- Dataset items
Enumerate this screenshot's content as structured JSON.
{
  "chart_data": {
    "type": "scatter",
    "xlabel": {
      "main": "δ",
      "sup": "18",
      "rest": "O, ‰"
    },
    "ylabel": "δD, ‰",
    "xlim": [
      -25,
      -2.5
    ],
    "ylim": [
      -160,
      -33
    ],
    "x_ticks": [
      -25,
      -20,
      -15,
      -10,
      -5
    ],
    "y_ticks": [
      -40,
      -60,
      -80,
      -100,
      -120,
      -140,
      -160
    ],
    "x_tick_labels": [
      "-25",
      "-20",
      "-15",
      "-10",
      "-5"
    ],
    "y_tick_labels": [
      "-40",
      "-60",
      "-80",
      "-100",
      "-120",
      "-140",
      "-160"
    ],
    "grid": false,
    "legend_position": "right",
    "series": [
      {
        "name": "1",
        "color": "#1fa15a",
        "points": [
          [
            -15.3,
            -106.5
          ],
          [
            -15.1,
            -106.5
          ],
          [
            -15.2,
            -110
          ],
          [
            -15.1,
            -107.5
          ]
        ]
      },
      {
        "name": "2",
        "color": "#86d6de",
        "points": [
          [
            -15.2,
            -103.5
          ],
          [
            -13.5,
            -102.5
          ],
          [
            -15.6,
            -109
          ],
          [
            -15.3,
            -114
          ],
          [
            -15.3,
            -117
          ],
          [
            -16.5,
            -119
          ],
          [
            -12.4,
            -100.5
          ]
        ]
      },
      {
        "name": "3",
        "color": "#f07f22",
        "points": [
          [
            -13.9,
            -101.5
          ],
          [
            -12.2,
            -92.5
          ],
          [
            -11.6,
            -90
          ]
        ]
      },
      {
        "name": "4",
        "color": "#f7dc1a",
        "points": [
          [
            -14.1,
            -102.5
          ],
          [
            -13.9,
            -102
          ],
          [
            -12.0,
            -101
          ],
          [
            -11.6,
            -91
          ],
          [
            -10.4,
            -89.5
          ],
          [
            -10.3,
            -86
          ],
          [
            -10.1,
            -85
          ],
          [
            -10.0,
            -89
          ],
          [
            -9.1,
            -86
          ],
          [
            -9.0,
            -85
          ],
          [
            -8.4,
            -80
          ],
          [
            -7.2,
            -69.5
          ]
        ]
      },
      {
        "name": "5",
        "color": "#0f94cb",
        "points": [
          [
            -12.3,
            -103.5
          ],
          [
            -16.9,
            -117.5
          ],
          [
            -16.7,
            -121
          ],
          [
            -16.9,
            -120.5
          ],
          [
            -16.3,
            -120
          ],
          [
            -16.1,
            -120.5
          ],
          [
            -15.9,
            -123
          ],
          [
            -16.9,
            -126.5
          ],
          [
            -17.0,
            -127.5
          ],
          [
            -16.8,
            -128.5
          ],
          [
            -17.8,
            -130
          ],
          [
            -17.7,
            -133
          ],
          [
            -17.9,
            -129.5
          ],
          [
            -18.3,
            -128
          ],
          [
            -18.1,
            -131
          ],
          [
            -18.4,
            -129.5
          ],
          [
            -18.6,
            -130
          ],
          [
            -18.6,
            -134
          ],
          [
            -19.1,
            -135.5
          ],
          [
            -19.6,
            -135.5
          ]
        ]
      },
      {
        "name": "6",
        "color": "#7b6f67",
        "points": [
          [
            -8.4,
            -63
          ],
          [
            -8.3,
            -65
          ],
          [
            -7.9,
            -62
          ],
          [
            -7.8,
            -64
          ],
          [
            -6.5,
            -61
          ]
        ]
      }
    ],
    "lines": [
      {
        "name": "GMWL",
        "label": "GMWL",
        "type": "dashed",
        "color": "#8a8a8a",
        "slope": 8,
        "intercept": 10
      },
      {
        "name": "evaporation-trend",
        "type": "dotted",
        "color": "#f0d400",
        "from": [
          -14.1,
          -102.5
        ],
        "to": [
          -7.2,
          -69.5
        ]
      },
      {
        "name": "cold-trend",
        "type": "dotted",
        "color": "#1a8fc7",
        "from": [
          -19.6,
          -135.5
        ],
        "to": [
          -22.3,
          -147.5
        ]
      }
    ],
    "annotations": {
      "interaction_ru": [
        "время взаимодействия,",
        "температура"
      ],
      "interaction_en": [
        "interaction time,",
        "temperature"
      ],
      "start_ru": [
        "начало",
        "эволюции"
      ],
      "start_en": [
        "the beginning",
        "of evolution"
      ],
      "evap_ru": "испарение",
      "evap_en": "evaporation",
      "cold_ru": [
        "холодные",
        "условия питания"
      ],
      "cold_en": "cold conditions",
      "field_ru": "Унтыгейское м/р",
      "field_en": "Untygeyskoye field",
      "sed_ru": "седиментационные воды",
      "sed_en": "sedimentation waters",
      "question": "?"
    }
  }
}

- GIVEN EXERCISE
Make an exact copy of the listing, including every line.

- THE ANSWER
Enumerate this screenshot's content as structured JSON.
{
  "chart_data": {
    "type": "scatter",
    "xlabel": {
      "main": "δ",
      "sup": "18",
      "rest": "O, ‰"
    },
    "ylabel": "δD, ‰",
    "xlim": [
      -25,
      -2.5
    ],
    "ylim": [
      -160,
      -33
    ],
    "x_ticks": [
      -25,
      -20,
      -15,
      -10,
      -5
    ],
    "y_ticks": [
      -40,
      -60,
      -80,
      -100,
      -120,
      -140,
      -160
    ],
    "x_tick_labels": [
      "-25",
      "-20",
      "-15",
      "-10",
      "-5"
    ],
    "y_tick_labels": [
      "-40",
      "-60",
      "-80",
      "-100",
      "-120",
      "-140",
      "-160"
    ],
    "grid": false,
    "legend_position": "right",
    "series": [
      {
        "name": "1",
        "color": "#1fa15a",
        "points": [
          [
            -15.3,
            -106.5
          ],
          [
            -15.1,
            -106.5
          ],
          [
            -15.2,
            -110
          ],
          [
            -15.1,
            -107.5
          ]
        ]
      },
      {
        "name": "2",
        "color": "#86d6de",
        "points": [
          [
            -15.2,
            -103.5
          ],
          [
            -13.5,
            -102.5
          ],
          [
            -15.6,
            -109
          ],
          [
            -15.3,
            -114
          ],
          [
            -15.3,
            -117
          ],
          [
            -16.5,
            -119
          ],
          [
            -12.4,
            -100.5
          ]
        ]
      },
      {
        "name": "3",
        "color": "#f07f22",
        "points": [
          [
            -13.9,
            -101.5
          ],
          [
            -12.2,
            -92.5
          ],
          [
            -11.6,
            -90
          ]
        ]
      },
      {
        "name": "4",
        "color": "#f7dc1a",
        "points": [
          [
            -14.1,
            -102.5
          ],
          [
            -13.9,
            -102
          ],
          [
            -12.0,
            -101
          ],
          [
            -11.6,
            -91
          ],
          [
            -10.4,
            -89.5
          ],
          [
            -10.3,
            -86
          ],
          [
            -10.1,
            -85
          ],
          [
            -10.0,
            -89
          ],
          [
            -9.1,
            -86
          ],
          [
            -9.0,
            -85
          ],
          [
            -8.4,
            -80
          ],
          [
            -7.2,
            -69.5
          ]
        ]
      },
      {
        "name": "5",
        "color": "#0f94cb",
        "points": [
          [
            -12.3,
            -103.5
          ],
          [
            -16.9,
            -117.5
          ],
          [
            -16.7,
            -121
          ],
          [
            -16.9,
            -120.5
          ],
          [
            -16.3,
            -120
          ],
          [
            -16.1,
            -120.5
          ],
          [
            -15.9,
            -123
          ],
          [
            -16.9,
            -126.5
          ],
          [
            -17.0,
            -127.5
          ],
          [
            -16.8,
            -128.5
          ],
          [
            -17.8,
            -130
          ],
          [
            -17.7,
            -133
          ],
          [
            -17.9,
            -129.5
          ],
          [
            -18.3,
            -128
          ],
          [
            -18.1,
            -131
          ],
          [
            -18.4,
            -129.5
          ],
          [
            -18.6,
            -130
          ],
          [
            -18.6,
            -134
          ],
          [
            -19.1,
            -135.5
          ],
          [
            -19.6,
            -135.5
          ]
        ]
      },
      {
        "name": "6",
        "color": "#7b6f67",
        "points": [
          [
            -8.4,
            -63
          ],
          [
            -8.3,
            -65
          ],
          [
            -7.9,
            -62
          ],
          [
            -7.8,
            -64
          ],
          [
            -6.5,
            -61
          ]
        ]
      }
    ],
    "lines": [
      {
        "name": "GMWL",
        "label": "GMWL",
        "type": "dashed",
        "color": "#8a8a8a",
        "slope": 8,
        "intercept": 10
      },
      {
        "name": "evaporation-trend",
        "type": "dotted",
        "color": "#f0d400",
        "from": [
          -14.1,
          -102.5
        ],
        "to": [
          -7.2,
          -69.5
        ]
      },
      {
        "name": "cold-trend",
        "type": "dotted",
        "color": "#1a8fc7",
        "from": [
          -19.6,
          -135.5
        ],
        "to": [
          -22.3,
          -147.5
        ]
      }
    ],
    "annotations": {
      "interaction_ru": [
        "время взаимодействия,",
        "температура"
      ],
      "interaction_en": [
        "interaction time,",
        "temperature"
      ],
      "start_ru": [
        "начало",
        "эволюции"
      ],
      "start_en": [
        "the beginning",
        "of evolution"
      ],
      "evap_ru": "испарение",
      "evap_en": "evaporation",
      "cold_ru": [
        "холодные",
        "условия питания"
      ],
      "cold_en": "cold conditions",
      "field_ru": "Унтыгейское м/р",
      "field_en": "Untygeyskoye field",
      "sed_ru": "седиментационные воды",
      "sed_en": "sedimentation waters",
      "question": "?"
    }
  }
}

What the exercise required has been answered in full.